[Entries from a visual dataset]
........

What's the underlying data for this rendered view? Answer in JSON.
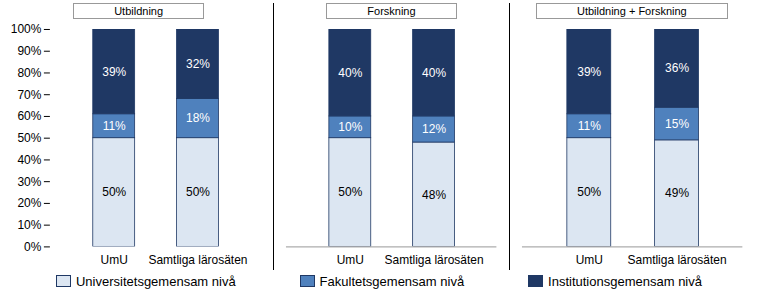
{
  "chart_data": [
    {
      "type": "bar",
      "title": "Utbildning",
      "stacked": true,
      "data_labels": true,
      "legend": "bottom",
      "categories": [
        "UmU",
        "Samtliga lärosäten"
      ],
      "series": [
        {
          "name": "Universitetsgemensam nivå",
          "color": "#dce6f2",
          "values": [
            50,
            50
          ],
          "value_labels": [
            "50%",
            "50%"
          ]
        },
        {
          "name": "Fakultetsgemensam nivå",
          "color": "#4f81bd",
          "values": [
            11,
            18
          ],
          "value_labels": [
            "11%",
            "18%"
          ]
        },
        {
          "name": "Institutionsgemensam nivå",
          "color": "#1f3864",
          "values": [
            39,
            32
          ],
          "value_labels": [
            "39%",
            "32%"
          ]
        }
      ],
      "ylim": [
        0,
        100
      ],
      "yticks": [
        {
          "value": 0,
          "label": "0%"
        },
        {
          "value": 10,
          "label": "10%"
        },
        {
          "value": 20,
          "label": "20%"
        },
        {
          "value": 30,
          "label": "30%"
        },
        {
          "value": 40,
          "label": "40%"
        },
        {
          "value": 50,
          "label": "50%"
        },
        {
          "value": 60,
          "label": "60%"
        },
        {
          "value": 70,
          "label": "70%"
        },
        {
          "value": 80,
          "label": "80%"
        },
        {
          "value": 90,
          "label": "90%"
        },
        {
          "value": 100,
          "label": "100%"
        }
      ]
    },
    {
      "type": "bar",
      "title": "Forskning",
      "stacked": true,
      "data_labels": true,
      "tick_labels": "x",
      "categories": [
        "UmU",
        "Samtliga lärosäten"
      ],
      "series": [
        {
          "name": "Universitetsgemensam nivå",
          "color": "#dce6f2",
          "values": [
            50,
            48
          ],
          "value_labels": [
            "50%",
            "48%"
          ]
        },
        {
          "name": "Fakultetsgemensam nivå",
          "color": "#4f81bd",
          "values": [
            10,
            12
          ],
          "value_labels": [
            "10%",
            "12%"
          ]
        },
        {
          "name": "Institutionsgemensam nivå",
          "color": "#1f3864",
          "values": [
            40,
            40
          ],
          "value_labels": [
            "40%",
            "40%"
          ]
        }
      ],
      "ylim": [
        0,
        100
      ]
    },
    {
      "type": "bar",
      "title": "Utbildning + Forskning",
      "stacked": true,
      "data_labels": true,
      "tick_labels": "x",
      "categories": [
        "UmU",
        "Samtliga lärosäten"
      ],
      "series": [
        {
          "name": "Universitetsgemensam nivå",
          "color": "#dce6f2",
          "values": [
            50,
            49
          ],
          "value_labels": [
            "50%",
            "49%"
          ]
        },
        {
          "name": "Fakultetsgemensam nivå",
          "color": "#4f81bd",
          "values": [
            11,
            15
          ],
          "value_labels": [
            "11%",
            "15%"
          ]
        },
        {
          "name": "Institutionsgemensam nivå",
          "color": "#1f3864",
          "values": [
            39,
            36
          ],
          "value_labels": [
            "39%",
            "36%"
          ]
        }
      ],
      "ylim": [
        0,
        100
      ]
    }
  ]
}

........

→ **SET PROBLEM**
Return the listing above in full and without alteration, excluding its pictures.

→ **WRITTEN SOLUTION**
What's the underlying data for this rendered view? Answer in JSON.
{
  "chart_data": [
    {
      "type": "bar",
      "title": "Utbildning",
      "stacked": true,
      "data_labels": true,
      "legend": "bottom",
      "categories": [
        "UmU",
        "Samtliga lärosäten"
      ],
      "series": [
        {
          "name": "Universitetsgemensam nivå",
          "color": "#dce6f2",
          "values": [
            50,
            50
          ],
          "value_labels": [
            "50%",
            "50%"
          ]
        },
        {
          "name": "Fakultetsgemensam nivå",
          "color": "#4f81bd",
          "values": [
            11,
            18
          ],
          "value_labels": [
            "11%",
            "18%"
          ]
        },
        {
          "name": "Institutionsgemensam nivå",
          "color": "#1f3864",
          "values": [
            39,
            32
          ],
          "value_labels": [
            "39%",
            "32%"
          ]
        }
      ],
      "ylim": [
        0,
        100
      ],
      "yticks": [
        {
          "value": 0,
          "label": "0%"
        },
        {
          "value": 10,
          "label": "10%"
        },
        {
          "value": 20,
          "label": "20%"
        },
        {
          "value": 30,
          "label": "30%"
        },
        {
          "value": 40,
          "label": "40%"
        },
        {
          "value": 50,
          "label": "50%"
        },
        {
          "value": 60,
          "label": "60%"
        },
        {
          "value": 70,
          "label": "70%"
        },
        {
          "value": 80,
          "label": "80%"
        },
        {
          "value": 90,
          "label": "90%"
        },
        {
          "value": 100,
          "label": "100%"
        }
      ]
    },
    {
      "type": "bar",
      "title": "Forskning",
      "stacked": true,
      "data_labels": true,
      "tick_labels": "x",
      "categories": [
        "UmU",
        "Samtliga lärosäten"
      ],
      "series": [
        {
          "name": "Universitetsgemensam nivå",
          "color": "#dce6f2",
          "values": [
            50,
            48
          ],
          "value_labels": [
            "50%",
            "48%"
          ]
        },
        {
          "name": "Fakultetsgemensam nivå",
          "color": "#4f81bd",
          "values": [
            10,
            12
          ],
          "value_labels": [
            "10%",
            "12%"
          ]
        },
        {
          "name": "Institutionsgemensam nivå",
          "color": "#1f3864",
          "values": [
            40,
            40
          ],
          "value_labels": [
            "40%",
            "40%"
          ]
        }
      ],
      "ylim": [
        0,
        100
      ]
    },
    {
      "type": "bar",
      "title": "Utbildning + Forskning",
      "stacked": true,
      "data_labels": true,
      "tick_labels": "x",
      "categories": [
        "UmU",
        "Samtliga lärosäten"
      ],
      "series": [
        {
          "name": "Universitetsgemensam nivå",
          "color": "#dce6f2",
          "values": [
            50,
            49
          ],
          "value_labels": [
            "50%",
            "49%"
          ]
        },
        {
          "name": "Fakultetsgemensam nivå",
          "color": "#4f81bd",
          "values": [
            11,
            15
          ],
          "value_labels": [
            "11%",
            "15%"
          ]
        },
        {
          "name": "Institutionsgemensam nivå",
          "color": "#1f3864",
          "values": [
            39,
            36
          ],
          "value_labels": [
            "39%",
            "36%"
          ]
        }
      ],
      "ylim": [
        0,
        100
      ]
    }
  ]
}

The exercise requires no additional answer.